Records provided:
╭──

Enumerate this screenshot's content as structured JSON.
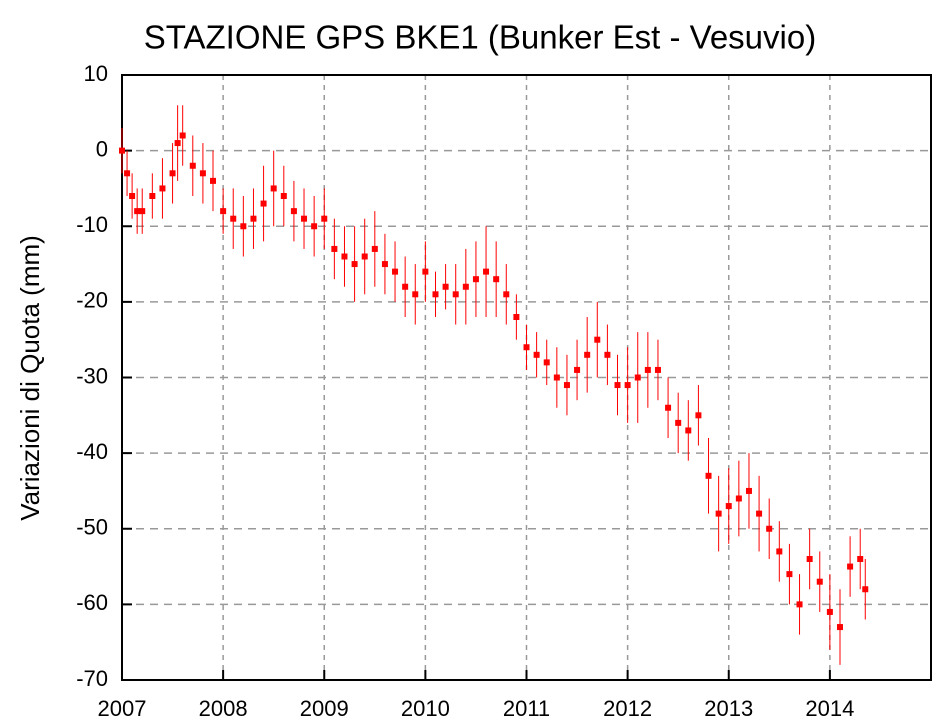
{
  "chart_data": {
    "type": "scatter",
    "title": "STAZIONE GPS BKE1 (Bunker Est - Vesuvio)",
    "y_label": "Variazioni di Quota (mm)",
    "color": "#ff0000",
    "x": [
      2007.0,
      2007.05,
      2007.1,
      2007.15,
      2007.2,
      2007.3,
      2007.4,
      2007.5,
      2007.55,
      2007.6,
      2007.7,
      2007.8,
      2007.9,
      2008.0,
      2008.1,
      2008.2,
      2008.3,
      2008.4,
      2008.5,
      2008.6,
      2008.7,
      2008.8,
      2008.9,
      2009.0,
      2009.1,
      2009.2,
      2009.3,
      2009.4,
      2009.5,
      2009.6,
      2009.7,
      2009.8,
      2009.9,
      2010.0,
      2010.1,
      2010.2,
      2010.3,
      2010.4,
      2010.5,
      2010.6,
      2010.7,
      2010.8,
      2010.9,
      2011.0,
      2011.1,
      2011.2,
      2011.3,
      2011.4,
      2011.5,
      2011.6,
      2011.7,
      2011.8,
      2011.9,
      2012.0,
      2012.1,
      2012.2,
      2012.3,
      2012.4,
      2012.5,
      2012.6,
      2012.7,
      2012.8,
      2012.9,
      2013.0,
      2013.1,
      2013.2,
      2013.3,
      2013.4,
      2013.5,
      2013.6,
      2013.7,
      2013.8,
      2013.9,
      2014.0,
      2014.1,
      2014.2,
      2014.3,
      2014.35
    ],
    "values": [
      0,
      -3,
      -6,
      -8,
      -8,
      -6,
      -5,
      -3,
      1,
      2,
      -2,
      -3,
      -4,
      -8,
      -9,
      -10,
      -9,
      -7,
      -5,
      -6,
      -8,
      -9,
      -10,
      -9,
      -13,
      -14,
      -15,
      -14,
      -13,
      -15,
      -16,
      -18,
      -19,
      -16,
      -19,
      -18,
      -19,
      -18,
      -17,
      -16,
      -17,
      -19,
      -22,
      -26,
      -27,
      -28,
      -30,
      -31,
      -29,
      -27,
      -25,
      -27,
      -31,
      -31,
      -30,
      -29,
      -29,
      -34,
      -36,
      -37,
      -35,
      -43,
      -48,
      -47,
      -46,
      -45,
      -48,
      -50,
      -53,
      -56,
      -60,
      -54,
      -57,
      -61,
      -63,
      -55,
      -54,
      -58
    ],
    "errors": [
      3,
      3,
      3,
      3,
      3,
      3,
      4,
      4,
      5,
      4,
      4,
      4,
      4,
      3,
      4,
      4,
      4,
      5,
      5,
      4,
      4,
      4,
      4,
      4,
      4,
      4,
      5,
      5,
      5,
      4,
      4,
      4,
      4,
      4,
      3,
      3,
      4,
      5,
      5,
      6,
      5,
      4,
      3,
      3,
      3,
      3,
      4,
      4,
      4,
      5,
      5,
      4,
      4,
      5,
      6,
      5,
      4,
      4,
      4,
      4,
      4,
      5,
      5,
      5,
      5,
      5,
      5,
      4,
      4,
      4,
      4,
      4,
      4,
      5,
      5,
      4,
      4,
      4
    ],
    "xlim": [
      2007,
      2015
    ],
    "xticks": [
      2007,
      2008,
      2009,
      2010,
      2011,
      2012,
      2013,
      2014
    ],
    "ylim": [
      -70,
      10
    ],
    "yticks": [
      -70,
      -60,
      -50,
      -40,
      -30,
      -20,
      -10,
      0,
      10
    ],
    "grid": true
  }
}
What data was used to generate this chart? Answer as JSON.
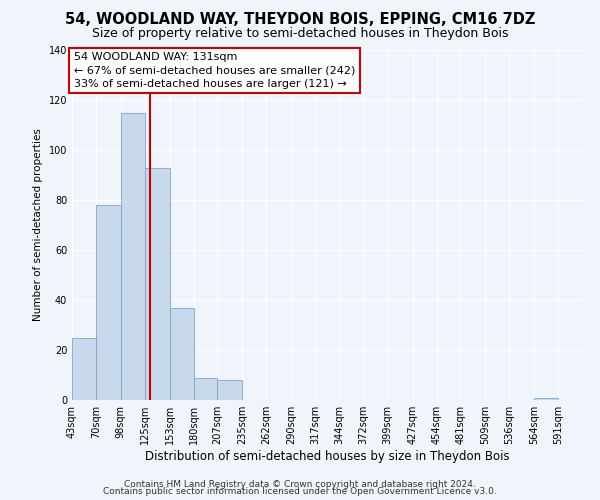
{
  "title": "54, WOODLAND WAY, THEYDON BOIS, EPPING, CM16 7DZ",
  "subtitle": "Size of property relative to semi-detached houses in Theydon Bois",
  "xlabel": "Distribution of semi-detached houses by size in Theydon Bois",
  "ylabel": "Number of semi-detached properties",
  "bin_labels": [
    "43sqm",
    "70sqm",
    "98sqm",
    "125sqm",
    "153sqm",
    "180sqm",
    "207sqm",
    "235sqm",
    "262sqm",
    "290sqm",
    "317sqm",
    "344sqm",
    "372sqm",
    "399sqm",
    "427sqm",
    "454sqm",
    "481sqm",
    "509sqm",
    "536sqm",
    "564sqm",
    "591sqm"
  ],
  "bin_edges": [
    43,
    70,
    98,
    125,
    153,
    180,
    207,
    235,
    262,
    290,
    317,
    344,
    372,
    399,
    427,
    454,
    481,
    509,
    536,
    564,
    591
  ],
  "bar_heights": [
    25,
    78,
    115,
    93,
    37,
    9,
    8,
    0,
    0,
    0,
    0,
    0,
    0,
    0,
    0,
    0,
    0,
    0,
    0,
    1,
    0
  ],
  "bar_color": "#c9d9ec",
  "bar_edge_color": "#7aa8cc",
  "red_line_x": 131,
  "ann_line1": "54 WOODLAND WAY: 131sqm",
  "ann_line2": "← 67% of semi-detached houses are smaller (242)",
  "ann_line3": "33% of semi-detached houses are larger (121) →",
  "annotation_box_color": "#ffffff",
  "annotation_box_edge_color": "#cc0000",
  "red_line_color": "#cc0000",
  "ylim": [
    0,
    140
  ],
  "yticks": [
    0,
    20,
    40,
    60,
    80,
    100,
    120,
    140
  ],
  "footnote1": "Contains HM Land Registry data © Crown copyright and database right 2024.",
  "footnote2": "Contains public sector information licensed under the Open Government Licence v3.0.",
  "background_color": "#f0f5fb",
  "grid_color": "#ffffff",
  "title_fontsize": 10.5,
  "subtitle_fontsize": 9,
  "xlabel_fontsize": 8.5,
  "ylabel_fontsize": 7.5,
  "tick_fontsize": 7,
  "annotation_fontsize": 8,
  "footnote_fontsize": 6.5
}
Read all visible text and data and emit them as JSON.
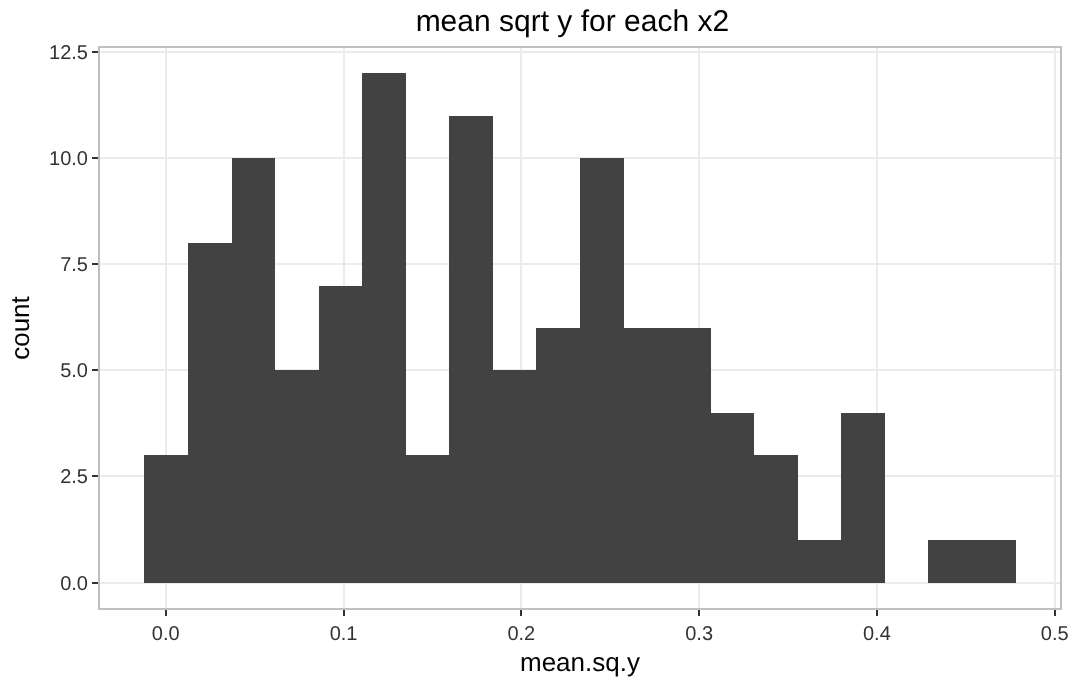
{
  "chart_data": {
    "type": "histogram",
    "title": "mean sqrt y for each x2",
    "xlabel": "mean.sq.y",
    "ylabel": "count",
    "bins": [
      -0.012,
      0.0125,
      0.037,
      0.0615,
      0.086,
      0.1105,
      0.135,
      0.1595,
      0.184,
      0.2085,
      0.233,
      0.2575,
      0.282,
      0.3065,
      0.331,
      0.3555,
      0.38,
      0.4045,
      0.429,
      0.4535,
      0.478
    ],
    "values": [
      3,
      8,
      10,
      5,
      7,
      12,
      3,
      11,
      5,
      6,
      10,
      6,
      6,
      4,
      3,
      1,
      4,
      0,
      1,
      1
    ],
    "color": "#424242",
    "xlim": [
      -0.037,
      0.503
    ],
    "xticks": [
      {
        "value": 0,
        "label": "0.0"
      },
      {
        "value": 0.1,
        "label": "0.1"
      },
      {
        "value": 0.2,
        "label": "0.2"
      },
      {
        "value": 0.3,
        "label": "0.3"
      },
      {
        "value": 0.4,
        "label": "0.4"
      },
      {
        "value": 0.5,
        "label": "0.5"
      }
    ],
    "ylim": [
      -0.6,
      12.6
    ],
    "yticks": [
      {
        "value": 0,
        "label": "0.0"
      },
      {
        "value": 2.5,
        "label": "2.5"
      },
      {
        "value": 5,
        "label": "5.0"
      },
      {
        "value": 7.5,
        "label": "7.5"
      },
      {
        "value": 10,
        "label": "10.0"
      },
      {
        "value": 12.5,
        "label": "12.5"
      }
    ],
    "grid": true
  }
}
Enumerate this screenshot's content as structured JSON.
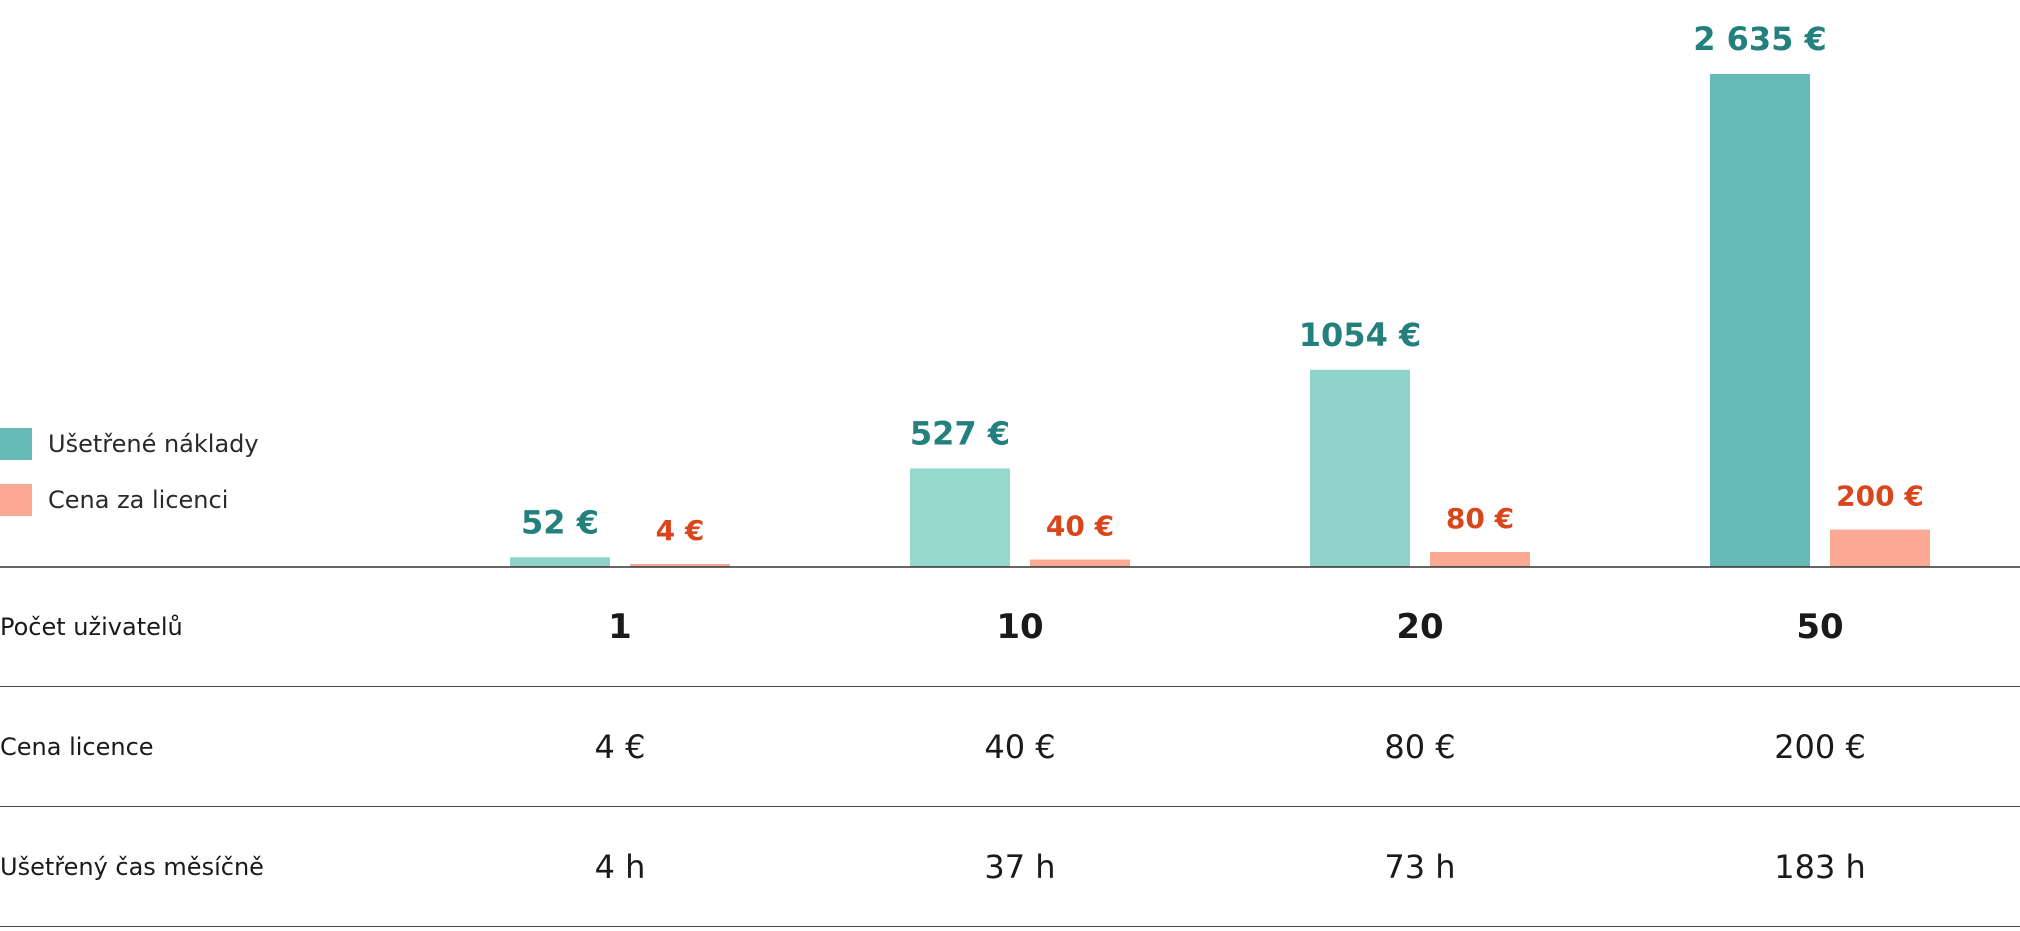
{
  "legend": {
    "saved": {
      "label": "Ušetřené náklady",
      "color": "#66bbb6"
    },
    "license": {
      "label": "Cena za licenci",
      "color": "#fba994"
    }
  },
  "table": {
    "users_label": "Počet uživatelů",
    "license_price_label": "Cena licence",
    "time_saved_label": "Ušetřený čas měsíčně",
    "users": [
      "1",
      "10",
      "20",
      "50"
    ],
    "license_price": [
      "4 €",
      "40 €",
      "80 €",
      "200 €"
    ],
    "time_saved": [
      "4 h",
      "37 h",
      "73 h",
      "183 h"
    ]
  },
  "chart_data": {
    "type": "bar",
    "categories": [
      "1",
      "10",
      "20",
      "50"
    ],
    "series": [
      {
        "name": "Ušetřené náklady",
        "values": [
          52,
          527,
          1054,
          2635
        ],
        "labels": [
          "52 €",
          "527 €",
          "1054 €",
          "2 635 €"
        ],
        "colors": [
          "#8fd3cb",
          "#95d9cf",
          "#8fd3cb",
          "#66bbb6"
        ],
        "label_color": "#23807d"
      },
      {
        "name": "Cena za licenci",
        "values": [
          4,
          40,
          80,
          200
        ],
        "labels": [
          "4 €",
          "40 €",
          "80 €",
          "200 €"
        ],
        "colors": [
          "#fba994",
          "#fba994",
          "#fba994",
          "#fba994"
        ],
        "label_color": "#d9461c"
      }
    ],
    "ylim": [
      0,
      2635
    ],
    "grid": false
  }
}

╰──

Work to complete:
Scan the listing above for the word "Ušetřené" and show each line where it is found.

Output:
      "label": "Ušetřené náklady",
        "name": "Ušetřené náklady",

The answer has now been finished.